- Given records
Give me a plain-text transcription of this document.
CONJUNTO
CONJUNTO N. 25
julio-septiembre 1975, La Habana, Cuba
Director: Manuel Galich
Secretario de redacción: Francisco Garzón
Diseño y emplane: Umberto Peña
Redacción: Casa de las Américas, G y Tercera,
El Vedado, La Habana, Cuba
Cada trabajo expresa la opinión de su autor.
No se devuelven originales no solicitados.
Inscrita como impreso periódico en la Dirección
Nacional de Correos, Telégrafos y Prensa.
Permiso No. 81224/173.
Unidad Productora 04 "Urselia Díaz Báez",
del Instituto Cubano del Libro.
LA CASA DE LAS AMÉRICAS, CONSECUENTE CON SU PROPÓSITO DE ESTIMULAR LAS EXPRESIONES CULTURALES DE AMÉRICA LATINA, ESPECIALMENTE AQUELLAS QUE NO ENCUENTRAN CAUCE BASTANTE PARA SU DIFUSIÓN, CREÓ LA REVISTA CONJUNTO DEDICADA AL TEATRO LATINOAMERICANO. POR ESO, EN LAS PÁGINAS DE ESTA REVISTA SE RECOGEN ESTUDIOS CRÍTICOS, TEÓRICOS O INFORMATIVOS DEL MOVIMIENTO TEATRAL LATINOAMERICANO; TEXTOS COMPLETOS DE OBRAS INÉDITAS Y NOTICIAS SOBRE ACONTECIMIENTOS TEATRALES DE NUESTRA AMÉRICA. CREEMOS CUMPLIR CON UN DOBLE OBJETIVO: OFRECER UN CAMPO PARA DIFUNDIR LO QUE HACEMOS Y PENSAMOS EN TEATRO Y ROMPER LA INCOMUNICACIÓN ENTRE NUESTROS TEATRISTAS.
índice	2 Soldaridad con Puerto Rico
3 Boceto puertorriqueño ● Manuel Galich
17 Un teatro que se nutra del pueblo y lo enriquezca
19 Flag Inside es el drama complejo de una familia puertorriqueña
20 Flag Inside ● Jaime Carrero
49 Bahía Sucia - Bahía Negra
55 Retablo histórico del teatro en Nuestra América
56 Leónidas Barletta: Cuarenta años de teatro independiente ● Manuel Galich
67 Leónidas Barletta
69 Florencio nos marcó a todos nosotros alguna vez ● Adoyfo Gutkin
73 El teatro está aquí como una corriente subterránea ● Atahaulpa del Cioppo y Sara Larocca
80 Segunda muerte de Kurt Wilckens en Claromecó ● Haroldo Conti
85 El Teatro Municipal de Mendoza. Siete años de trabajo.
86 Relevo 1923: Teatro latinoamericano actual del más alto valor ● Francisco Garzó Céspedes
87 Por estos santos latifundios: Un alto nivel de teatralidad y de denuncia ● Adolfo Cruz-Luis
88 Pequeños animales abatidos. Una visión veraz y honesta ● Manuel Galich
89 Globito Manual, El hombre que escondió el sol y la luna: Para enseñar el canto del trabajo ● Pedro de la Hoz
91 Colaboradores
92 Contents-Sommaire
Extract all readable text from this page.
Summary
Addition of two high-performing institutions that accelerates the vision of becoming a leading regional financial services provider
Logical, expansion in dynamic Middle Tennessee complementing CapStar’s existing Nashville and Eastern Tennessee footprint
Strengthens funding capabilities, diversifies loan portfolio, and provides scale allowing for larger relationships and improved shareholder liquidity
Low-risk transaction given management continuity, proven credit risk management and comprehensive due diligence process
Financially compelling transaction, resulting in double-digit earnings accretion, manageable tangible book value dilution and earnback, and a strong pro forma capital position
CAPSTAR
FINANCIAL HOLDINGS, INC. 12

- What to do
Go through the listing above and return every line where the word "Galich" occurs.

- Exercise answer
Director: Manuel Galich
3 Boceto puertorriqueño ● Manuel Galich
56 Leónidas Barletta: Cuarenta años de teatro independiente ● Manuel Galich
88 Pequeños animales abatidos. Una visión veraz y honesta ● Manuel Galich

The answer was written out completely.